Stated goal:
Give a count of the lines below that have the string "this" in them, with no other words.

Excerpted records:
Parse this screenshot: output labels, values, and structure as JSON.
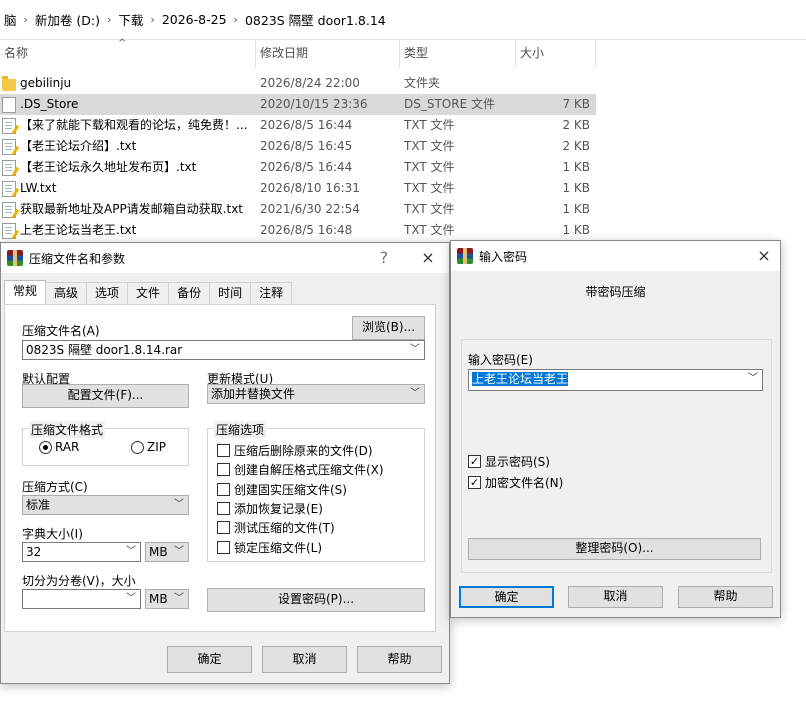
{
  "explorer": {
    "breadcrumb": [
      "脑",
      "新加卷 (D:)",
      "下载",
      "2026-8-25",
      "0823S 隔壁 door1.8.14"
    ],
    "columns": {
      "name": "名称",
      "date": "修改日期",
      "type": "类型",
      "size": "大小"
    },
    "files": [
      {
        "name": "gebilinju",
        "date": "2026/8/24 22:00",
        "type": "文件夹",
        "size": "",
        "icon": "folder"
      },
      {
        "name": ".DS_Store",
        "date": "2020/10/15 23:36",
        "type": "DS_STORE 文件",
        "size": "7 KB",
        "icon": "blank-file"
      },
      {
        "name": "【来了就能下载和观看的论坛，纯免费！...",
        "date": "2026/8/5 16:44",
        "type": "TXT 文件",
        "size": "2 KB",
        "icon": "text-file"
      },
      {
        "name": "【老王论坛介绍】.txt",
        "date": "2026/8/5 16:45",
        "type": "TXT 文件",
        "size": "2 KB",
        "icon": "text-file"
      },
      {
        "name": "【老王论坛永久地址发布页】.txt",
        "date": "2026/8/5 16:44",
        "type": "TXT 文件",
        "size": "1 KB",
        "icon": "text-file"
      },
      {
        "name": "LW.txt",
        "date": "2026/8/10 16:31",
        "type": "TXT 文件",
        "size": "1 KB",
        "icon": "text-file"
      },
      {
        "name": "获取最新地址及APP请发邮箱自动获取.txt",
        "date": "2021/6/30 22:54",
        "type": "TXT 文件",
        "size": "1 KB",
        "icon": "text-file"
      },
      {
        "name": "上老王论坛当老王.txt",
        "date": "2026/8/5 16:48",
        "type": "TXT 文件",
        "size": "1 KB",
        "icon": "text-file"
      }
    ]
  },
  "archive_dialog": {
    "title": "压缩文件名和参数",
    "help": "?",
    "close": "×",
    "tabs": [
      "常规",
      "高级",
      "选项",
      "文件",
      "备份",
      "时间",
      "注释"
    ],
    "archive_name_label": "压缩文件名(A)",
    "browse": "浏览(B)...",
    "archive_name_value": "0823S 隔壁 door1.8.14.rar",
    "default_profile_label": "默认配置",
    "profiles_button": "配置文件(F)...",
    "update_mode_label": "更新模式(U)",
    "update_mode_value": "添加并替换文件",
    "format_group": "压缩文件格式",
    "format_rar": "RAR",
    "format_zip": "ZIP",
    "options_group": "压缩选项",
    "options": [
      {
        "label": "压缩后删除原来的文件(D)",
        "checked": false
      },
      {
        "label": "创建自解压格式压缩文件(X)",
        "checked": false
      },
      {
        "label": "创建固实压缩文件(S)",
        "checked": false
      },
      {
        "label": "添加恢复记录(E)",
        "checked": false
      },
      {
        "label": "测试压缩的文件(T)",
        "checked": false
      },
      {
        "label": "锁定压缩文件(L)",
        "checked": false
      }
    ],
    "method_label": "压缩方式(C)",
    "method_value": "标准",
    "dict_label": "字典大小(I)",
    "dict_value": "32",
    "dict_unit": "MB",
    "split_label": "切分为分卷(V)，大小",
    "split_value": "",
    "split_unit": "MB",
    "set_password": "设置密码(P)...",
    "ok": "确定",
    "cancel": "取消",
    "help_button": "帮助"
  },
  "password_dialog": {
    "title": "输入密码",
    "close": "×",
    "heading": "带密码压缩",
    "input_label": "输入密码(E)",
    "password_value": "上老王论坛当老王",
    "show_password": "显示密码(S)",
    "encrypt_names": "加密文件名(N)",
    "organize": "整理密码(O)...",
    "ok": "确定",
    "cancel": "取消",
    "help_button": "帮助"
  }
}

--

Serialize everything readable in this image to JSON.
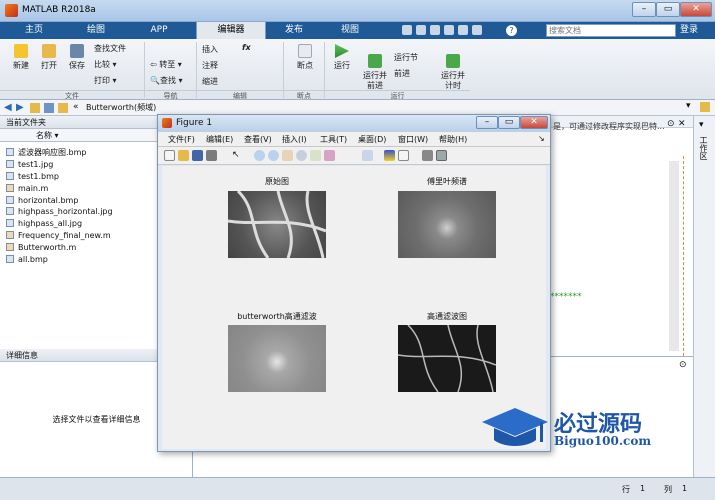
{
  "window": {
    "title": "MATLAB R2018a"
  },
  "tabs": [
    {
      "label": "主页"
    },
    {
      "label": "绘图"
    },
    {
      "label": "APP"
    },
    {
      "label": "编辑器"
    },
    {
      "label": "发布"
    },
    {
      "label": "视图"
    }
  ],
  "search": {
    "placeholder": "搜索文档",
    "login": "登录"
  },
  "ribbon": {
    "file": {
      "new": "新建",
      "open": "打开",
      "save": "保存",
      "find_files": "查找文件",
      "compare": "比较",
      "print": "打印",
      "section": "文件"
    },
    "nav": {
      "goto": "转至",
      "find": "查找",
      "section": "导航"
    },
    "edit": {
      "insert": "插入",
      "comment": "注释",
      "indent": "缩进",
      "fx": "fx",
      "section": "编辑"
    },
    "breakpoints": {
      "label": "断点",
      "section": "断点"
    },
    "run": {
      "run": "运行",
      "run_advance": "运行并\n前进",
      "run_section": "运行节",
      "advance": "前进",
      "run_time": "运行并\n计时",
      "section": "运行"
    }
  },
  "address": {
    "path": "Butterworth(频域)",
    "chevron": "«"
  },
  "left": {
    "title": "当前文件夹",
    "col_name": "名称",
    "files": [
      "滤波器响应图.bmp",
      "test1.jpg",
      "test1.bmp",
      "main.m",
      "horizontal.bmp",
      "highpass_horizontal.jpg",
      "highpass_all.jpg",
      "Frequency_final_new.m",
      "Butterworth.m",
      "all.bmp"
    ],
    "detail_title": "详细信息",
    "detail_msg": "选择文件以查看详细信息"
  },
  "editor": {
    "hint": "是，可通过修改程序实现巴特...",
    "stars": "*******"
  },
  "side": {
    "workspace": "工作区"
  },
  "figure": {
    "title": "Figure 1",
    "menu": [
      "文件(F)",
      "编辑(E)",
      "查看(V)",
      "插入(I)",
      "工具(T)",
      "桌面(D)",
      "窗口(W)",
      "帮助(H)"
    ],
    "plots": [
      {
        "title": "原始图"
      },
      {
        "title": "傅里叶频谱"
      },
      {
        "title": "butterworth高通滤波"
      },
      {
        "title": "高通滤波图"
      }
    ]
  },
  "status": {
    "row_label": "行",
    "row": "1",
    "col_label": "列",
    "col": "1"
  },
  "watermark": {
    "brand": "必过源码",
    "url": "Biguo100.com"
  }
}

---

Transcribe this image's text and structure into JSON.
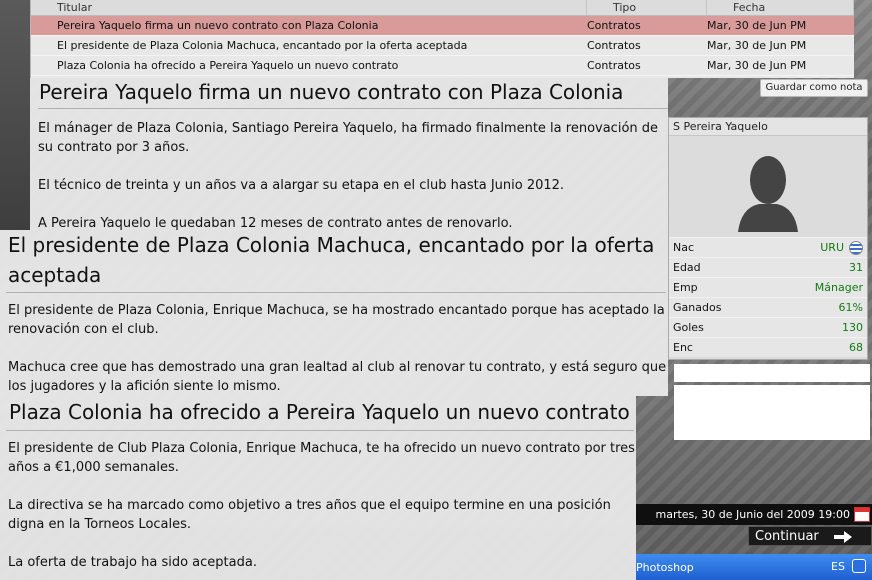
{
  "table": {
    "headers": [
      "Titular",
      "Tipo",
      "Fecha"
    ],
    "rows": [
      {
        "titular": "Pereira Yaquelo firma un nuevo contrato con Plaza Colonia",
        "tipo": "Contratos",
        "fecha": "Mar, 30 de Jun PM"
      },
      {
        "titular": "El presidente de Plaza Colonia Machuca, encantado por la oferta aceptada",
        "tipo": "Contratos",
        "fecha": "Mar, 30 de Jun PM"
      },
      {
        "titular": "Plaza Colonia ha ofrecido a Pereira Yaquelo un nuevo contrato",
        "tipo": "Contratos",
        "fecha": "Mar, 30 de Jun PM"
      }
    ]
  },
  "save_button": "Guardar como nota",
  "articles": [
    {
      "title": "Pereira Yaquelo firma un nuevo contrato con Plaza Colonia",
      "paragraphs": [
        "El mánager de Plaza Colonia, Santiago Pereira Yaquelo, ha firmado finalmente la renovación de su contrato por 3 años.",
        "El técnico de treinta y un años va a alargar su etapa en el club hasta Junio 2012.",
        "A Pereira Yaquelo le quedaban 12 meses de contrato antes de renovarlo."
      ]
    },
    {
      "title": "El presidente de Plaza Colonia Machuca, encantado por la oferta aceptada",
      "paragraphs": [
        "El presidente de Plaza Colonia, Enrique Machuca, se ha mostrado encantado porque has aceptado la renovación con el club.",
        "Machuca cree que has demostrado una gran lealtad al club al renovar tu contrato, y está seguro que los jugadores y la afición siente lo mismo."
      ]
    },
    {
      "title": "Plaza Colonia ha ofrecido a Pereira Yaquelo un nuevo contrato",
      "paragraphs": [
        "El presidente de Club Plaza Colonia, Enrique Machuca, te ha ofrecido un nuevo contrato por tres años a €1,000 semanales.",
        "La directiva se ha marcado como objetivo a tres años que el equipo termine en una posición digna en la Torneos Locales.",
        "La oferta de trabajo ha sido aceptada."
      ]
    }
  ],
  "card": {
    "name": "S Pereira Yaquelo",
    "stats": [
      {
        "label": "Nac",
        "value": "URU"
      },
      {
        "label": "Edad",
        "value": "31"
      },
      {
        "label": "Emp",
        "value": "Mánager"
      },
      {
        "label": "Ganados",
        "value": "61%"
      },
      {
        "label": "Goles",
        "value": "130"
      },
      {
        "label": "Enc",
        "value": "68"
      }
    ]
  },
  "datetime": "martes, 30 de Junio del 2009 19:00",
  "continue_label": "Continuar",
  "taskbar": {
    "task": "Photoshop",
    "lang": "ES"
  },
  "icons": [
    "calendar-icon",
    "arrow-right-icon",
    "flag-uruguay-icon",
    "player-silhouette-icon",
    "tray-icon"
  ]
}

Exercise response:
3